Input for this task:
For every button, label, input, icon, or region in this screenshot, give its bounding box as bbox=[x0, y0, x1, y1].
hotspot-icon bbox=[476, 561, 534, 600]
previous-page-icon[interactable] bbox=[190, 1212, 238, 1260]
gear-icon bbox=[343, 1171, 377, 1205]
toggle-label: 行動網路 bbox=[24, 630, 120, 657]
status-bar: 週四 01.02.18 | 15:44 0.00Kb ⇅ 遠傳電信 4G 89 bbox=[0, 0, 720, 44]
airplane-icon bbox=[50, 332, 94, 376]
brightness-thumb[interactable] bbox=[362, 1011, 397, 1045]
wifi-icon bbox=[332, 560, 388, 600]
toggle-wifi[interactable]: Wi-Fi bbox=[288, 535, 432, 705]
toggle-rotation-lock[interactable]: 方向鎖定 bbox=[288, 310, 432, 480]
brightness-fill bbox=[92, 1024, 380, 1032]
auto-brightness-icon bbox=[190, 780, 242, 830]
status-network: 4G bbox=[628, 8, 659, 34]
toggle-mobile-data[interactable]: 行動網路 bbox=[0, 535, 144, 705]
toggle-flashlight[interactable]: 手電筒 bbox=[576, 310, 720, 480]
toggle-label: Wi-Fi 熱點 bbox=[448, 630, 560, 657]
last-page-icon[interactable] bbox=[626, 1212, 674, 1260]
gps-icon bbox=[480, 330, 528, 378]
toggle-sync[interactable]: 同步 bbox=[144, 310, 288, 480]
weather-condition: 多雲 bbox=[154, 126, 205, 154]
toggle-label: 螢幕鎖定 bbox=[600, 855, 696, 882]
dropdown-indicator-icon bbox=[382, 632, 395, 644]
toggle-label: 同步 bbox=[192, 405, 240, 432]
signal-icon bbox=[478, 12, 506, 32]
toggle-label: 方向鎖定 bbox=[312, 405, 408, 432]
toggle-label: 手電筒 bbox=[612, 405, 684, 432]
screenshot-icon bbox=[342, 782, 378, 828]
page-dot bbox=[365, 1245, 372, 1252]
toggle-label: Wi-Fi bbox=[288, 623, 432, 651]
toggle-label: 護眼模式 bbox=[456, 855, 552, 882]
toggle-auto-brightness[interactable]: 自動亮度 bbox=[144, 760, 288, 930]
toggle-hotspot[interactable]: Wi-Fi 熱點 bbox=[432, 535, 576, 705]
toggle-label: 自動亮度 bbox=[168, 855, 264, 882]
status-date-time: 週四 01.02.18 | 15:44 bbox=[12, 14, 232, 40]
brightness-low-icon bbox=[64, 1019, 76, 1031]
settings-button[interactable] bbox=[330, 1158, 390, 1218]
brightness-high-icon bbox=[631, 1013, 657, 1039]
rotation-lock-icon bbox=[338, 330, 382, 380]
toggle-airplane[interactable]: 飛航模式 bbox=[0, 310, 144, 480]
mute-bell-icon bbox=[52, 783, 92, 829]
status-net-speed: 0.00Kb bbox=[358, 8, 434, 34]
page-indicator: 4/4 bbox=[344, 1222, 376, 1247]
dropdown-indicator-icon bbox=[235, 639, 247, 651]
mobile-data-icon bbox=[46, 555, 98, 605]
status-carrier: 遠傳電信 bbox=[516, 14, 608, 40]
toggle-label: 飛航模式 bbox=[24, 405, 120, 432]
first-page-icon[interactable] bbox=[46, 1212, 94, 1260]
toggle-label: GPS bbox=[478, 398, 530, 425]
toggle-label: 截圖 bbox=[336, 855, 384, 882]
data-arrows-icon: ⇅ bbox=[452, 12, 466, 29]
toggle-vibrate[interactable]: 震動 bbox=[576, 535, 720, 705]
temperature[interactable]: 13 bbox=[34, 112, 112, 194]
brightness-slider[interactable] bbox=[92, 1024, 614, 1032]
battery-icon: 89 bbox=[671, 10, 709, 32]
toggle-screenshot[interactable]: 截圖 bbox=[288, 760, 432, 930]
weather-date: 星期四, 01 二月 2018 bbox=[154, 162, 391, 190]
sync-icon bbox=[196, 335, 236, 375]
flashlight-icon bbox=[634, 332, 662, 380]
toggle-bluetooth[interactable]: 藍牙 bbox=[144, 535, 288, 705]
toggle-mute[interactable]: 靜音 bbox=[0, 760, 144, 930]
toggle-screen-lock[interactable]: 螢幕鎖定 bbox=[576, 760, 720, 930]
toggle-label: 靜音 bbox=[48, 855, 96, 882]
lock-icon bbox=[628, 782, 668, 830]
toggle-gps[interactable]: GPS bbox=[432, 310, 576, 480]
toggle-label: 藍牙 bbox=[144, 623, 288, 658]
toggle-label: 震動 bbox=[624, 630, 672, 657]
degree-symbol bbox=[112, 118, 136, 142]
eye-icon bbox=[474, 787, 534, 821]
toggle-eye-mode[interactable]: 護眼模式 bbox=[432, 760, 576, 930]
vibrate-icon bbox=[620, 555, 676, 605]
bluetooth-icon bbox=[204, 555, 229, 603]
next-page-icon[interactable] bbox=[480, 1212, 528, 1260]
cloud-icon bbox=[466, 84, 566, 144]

What you should do:
Reproduce the data above line for line, with no changes.

Exercise output:
For every button, label, input, icon, or region in this screenshot, give its bounding box as bbox=[x0, y0, x1, y1].
hotspot-icon bbox=[476, 561, 534, 600]
previous-page-icon[interactable] bbox=[190, 1212, 238, 1260]
gear-icon bbox=[343, 1171, 377, 1205]
toggle-label: 行動網路 bbox=[24, 630, 120, 657]
status-bar: 週四 01.02.18 | 15:44 0.00Kb ⇅ 遠傳電信 4G 89 bbox=[0, 0, 720, 44]
airplane-icon bbox=[50, 332, 94, 376]
brightness-thumb[interactable] bbox=[362, 1011, 397, 1045]
wifi-icon bbox=[332, 560, 388, 600]
toggle-wifi[interactable]: Wi-Fi bbox=[288, 535, 432, 705]
toggle-rotation-lock[interactable]: 方向鎖定 bbox=[288, 310, 432, 480]
brightness-fill bbox=[92, 1024, 380, 1032]
auto-brightness-icon bbox=[190, 780, 242, 830]
status-network: 4G bbox=[628, 8, 659, 34]
toggle-mobile-data[interactable]: 行動網路 bbox=[0, 535, 144, 705]
toggle-flashlight[interactable]: 手電筒 bbox=[576, 310, 720, 480]
toggle-label: Wi-Fi 熱點 bbox=[448, 630, 560, 657]
last-page-icon[interactable] bbox=[626, 1212, 674, 1260]
gps-icon bbox=[480, 330, 528, 378]
toggle-sync[interactable]: 同步 bbox=[144, 310, 288, 480]
weather-condition: 多雲 bbox=[154, 126, 205, 154]
toggle-label: 螢幕鎖定 bbox=[600, 855, 696, 882]
dropdown-indicator-icon bbox=[382, 632, 395, 644]
toggle-label: 同步 bbox=[192, 405, 240, 432]
signal-icon bbox=[478, 12, 506, 32]
toggle-label: 方向鎖定 bbox=[312, 405, 408, 432]
toggle-label: 手電筒 bbox=[612, 405, 684, 432]
screenshot-icon bbox=[342, 782, 378, 828]
page-dot bbox=[365, 1245, 372, 1252]
toggle-label: Wi-Fi bbox=[288, 623, 432, 651]
toggle-label: 護眼模式 bbox=[456, 855, 552, 882]
toggle-auto-brightness[interactable]: 自動亮度 bbox=[144, 760, 288, 930]
toggle-hotspot[interactable]: Wi-Fi 熱點 bbox=[432, 535, 576, 705]
toggle-label: 自動亮度 bbox=[168, 855, 264, 882]
status-date-time: 週四 01.02.18 | 15:44 bbox=[12, 14, 232, 40]
brightness-low-icon bbox=[64, 1019, 76, 1031]
settings-button[interactable] bbox=[330, 1158, 390, 1218]
brightness-high-icon bbox=[631, 1013, 657, 1039]
rotation-lock-icon bbox=[338, 330, 382, 380]
toggle-airplane[interactable]: 飛航模式 bbox=[0, 310, 144, 480]
mute-bell-icon bbox=[52, 783, 92, 829]
status-net-speed: 0.00Kb bbox=[358, 8, 434, 34]
page-indicator: 4/4 bbox=[344, 1222, 376, 1247]
dropdown-indicator-icon bbox=[235, 639, 247, 651]
mobile-data-icon bbox=[46, 555, 98, 605]
status-carrier: 遠傳電信 bbox=[516, 14, 608, 40]
toggle-label: 飛航模式 bbox=[24, 405, 120, 432]
first-page-icon[interactable] bbox=[46, 1212, 94, 1260]
toggle-label: GPS bbox=[478, 398, 530, 425]
toggle-label: 截圖 bbox=[336, 855, 384, 882]
data-arrows-icon: ⇅ bbox=[452, 12, 466, 29]
toggle-vibrate[interactable]: 震動 bbox=[576, 535, 720, 705]
temperature[interactable]: 13 bbox=[34, 112, 112, 194]
brightness-slider[interactable] bbox=[92, 1024, 614, 1032]
battery-icon: 89 bbox=[671, 10, 709, 32]
toggle-screenshot[interactable]: 截圖 bbox=[288, 760, 432, 930]
weather-date: 星期四, 01 二月 2018 bbox=[154, 162, 391, 190]
sync-icon bbox=[196, 335, 236, 375]
flashlight-icon bbox=[634, 332, 662, 380]
toggle-bluetooth[interactable]: 藍牙 bbox=[144, 535, 288, 705]
toggle-mute[interactable]: 靜音 bbox=[0, 760, 144, 930]
toggle-screen-lock[interactable]: 螢幕鎖定 bbox=[576, 760, 720, 930]
toggle-label: 靜音 bbox=[48, 855, 96, 882]
lock-icon bbox=[628, 782, 668, 830]
toggle-gps[interactable]: GPS bbox=[432, 310, 576, 480]
toggle-label: 藍牙 bbox=[144, 623, 288, 658]
toggle-label: 震動 bbox=[624, 630, 672, 657]
degree-symbol bbox=[112, 118, 136, 142]
eye-icon bbox=[474, 787, 534, 821]
toggle-eye-mode[interactable]: 護眼模式 bbox=[432, 760, 576, 930]
vibrate-icon bbox=[620, 555, 676, 605]
bluetooth-icon bbox=[204, 555, 229, 603]
next-page-icon[interactable] bbox=[480, 1212, 528, 1260]
cloud-icon bbox=[466, 84, 566, 144]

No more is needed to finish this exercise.